▸ The problem:
Your task is to locate every line holding the string "ylabel" and to copy each of them.

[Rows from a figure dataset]
========================================================================
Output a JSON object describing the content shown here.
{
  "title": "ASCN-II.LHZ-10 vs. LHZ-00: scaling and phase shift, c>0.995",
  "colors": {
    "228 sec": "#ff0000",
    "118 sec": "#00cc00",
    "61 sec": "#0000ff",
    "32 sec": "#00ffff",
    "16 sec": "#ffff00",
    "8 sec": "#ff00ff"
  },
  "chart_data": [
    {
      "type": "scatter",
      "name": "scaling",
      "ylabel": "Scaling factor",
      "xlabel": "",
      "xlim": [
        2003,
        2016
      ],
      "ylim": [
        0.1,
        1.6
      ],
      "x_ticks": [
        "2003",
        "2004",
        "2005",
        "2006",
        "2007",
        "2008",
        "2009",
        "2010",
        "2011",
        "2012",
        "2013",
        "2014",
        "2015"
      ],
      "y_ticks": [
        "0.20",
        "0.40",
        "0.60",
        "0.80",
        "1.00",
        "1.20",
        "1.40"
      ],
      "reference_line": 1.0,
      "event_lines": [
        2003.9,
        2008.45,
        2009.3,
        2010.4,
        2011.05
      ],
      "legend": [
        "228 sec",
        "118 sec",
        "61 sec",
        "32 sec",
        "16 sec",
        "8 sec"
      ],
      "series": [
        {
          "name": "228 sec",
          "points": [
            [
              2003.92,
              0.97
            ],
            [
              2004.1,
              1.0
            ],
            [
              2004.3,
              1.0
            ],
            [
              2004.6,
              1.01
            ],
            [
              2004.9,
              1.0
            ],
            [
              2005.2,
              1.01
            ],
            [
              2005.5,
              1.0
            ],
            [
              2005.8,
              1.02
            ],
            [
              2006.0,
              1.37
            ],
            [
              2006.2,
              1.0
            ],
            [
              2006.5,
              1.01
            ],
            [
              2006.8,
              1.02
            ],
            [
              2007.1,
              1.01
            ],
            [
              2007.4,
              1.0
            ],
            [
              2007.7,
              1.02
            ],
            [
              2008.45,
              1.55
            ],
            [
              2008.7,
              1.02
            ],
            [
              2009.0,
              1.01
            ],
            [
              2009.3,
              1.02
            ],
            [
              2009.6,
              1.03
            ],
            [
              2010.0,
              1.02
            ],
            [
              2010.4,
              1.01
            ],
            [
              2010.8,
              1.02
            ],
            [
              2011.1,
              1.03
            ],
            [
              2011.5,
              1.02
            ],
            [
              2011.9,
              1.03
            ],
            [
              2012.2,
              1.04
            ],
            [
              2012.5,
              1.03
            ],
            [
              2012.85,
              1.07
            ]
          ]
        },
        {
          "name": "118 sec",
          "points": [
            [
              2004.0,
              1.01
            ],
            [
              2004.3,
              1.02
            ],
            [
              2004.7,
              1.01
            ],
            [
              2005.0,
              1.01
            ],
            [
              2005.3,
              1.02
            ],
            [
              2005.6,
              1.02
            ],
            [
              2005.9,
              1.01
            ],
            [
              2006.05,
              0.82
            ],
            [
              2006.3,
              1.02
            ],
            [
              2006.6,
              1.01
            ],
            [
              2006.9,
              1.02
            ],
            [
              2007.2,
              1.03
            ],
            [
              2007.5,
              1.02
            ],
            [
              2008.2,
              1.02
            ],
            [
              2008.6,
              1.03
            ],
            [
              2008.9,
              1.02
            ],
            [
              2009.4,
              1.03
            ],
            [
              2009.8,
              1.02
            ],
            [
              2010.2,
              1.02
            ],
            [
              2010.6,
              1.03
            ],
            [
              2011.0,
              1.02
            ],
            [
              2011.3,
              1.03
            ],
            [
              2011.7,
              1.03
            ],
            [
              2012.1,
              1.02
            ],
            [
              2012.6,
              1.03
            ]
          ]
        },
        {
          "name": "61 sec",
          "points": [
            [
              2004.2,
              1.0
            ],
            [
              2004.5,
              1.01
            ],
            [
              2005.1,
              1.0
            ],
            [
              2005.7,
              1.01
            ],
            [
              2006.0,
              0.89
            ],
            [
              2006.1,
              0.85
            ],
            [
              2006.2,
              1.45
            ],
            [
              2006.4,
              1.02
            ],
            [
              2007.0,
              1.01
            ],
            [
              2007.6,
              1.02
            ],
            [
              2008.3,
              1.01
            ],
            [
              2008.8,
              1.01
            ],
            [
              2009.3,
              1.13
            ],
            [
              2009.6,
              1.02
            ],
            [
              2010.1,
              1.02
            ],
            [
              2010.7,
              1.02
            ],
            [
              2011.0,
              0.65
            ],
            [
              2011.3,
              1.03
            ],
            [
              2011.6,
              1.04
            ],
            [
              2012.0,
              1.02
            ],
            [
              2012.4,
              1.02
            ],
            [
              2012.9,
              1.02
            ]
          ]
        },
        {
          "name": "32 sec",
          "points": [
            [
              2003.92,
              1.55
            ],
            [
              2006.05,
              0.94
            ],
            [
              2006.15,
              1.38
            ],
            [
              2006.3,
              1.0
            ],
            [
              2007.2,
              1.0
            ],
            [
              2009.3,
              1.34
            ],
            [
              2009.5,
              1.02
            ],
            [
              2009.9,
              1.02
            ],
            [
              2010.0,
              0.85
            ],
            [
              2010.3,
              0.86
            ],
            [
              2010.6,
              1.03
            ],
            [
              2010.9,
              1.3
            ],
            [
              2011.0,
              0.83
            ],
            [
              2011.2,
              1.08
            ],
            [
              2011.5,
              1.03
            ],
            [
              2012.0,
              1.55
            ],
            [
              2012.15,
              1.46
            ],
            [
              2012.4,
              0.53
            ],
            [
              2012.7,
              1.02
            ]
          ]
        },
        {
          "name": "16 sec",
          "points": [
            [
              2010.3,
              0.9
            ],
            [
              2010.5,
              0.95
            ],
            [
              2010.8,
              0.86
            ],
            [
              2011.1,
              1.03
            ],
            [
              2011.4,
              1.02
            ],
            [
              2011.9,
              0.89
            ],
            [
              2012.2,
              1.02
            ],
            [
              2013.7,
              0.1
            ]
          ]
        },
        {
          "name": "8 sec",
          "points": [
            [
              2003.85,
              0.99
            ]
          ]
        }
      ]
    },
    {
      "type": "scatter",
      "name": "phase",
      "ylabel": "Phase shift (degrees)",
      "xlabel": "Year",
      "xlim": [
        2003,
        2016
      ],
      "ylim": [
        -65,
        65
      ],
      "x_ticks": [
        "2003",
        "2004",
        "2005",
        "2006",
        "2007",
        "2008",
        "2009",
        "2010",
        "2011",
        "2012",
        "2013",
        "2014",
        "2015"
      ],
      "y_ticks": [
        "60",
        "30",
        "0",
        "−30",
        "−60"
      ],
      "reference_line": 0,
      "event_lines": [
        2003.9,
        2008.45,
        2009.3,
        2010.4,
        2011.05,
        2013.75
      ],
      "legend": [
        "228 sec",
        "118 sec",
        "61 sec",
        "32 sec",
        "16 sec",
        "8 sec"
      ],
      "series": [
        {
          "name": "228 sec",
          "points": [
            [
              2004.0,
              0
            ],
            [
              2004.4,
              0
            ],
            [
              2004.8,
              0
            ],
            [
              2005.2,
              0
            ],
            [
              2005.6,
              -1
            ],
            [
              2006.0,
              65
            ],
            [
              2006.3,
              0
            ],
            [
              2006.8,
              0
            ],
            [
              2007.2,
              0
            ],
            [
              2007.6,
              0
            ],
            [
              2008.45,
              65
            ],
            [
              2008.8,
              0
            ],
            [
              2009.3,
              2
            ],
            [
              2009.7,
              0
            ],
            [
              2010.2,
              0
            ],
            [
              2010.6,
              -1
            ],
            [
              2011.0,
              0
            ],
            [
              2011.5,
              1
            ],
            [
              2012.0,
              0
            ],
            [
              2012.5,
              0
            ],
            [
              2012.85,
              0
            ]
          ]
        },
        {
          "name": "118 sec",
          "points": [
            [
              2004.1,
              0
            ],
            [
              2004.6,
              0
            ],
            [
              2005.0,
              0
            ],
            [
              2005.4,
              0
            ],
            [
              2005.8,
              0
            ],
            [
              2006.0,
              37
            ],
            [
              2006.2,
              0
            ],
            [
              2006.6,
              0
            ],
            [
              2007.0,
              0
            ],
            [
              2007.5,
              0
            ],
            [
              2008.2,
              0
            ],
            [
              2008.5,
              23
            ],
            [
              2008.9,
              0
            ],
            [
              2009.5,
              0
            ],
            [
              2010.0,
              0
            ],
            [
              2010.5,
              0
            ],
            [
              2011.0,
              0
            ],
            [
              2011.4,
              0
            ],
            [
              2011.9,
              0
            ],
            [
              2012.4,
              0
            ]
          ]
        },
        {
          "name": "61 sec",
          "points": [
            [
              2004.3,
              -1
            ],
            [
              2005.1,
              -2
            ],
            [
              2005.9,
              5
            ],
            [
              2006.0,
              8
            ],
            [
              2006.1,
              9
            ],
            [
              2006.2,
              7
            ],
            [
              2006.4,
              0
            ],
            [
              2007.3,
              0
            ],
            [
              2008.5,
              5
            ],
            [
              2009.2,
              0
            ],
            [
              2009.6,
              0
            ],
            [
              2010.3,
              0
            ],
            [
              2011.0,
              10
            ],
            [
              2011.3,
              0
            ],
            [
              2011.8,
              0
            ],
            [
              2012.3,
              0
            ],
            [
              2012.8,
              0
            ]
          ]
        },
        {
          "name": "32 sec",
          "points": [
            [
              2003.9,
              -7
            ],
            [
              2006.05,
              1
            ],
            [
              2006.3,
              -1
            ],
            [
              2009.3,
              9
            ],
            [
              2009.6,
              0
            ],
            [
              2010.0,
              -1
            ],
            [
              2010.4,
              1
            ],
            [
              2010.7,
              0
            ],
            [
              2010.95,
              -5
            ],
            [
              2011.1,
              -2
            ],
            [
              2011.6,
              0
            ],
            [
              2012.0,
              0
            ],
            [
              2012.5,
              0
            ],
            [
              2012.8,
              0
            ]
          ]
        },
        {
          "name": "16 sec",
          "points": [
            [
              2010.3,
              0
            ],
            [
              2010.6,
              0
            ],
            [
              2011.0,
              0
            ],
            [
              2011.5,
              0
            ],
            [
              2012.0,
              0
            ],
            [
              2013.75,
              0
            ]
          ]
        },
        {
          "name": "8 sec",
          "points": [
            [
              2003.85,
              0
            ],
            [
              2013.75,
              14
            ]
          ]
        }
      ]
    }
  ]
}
========================================================================
▸ Solution to this problem:
      "ylabel": "Scaling factor",
      "ylabel": "Phase shift (degrees)",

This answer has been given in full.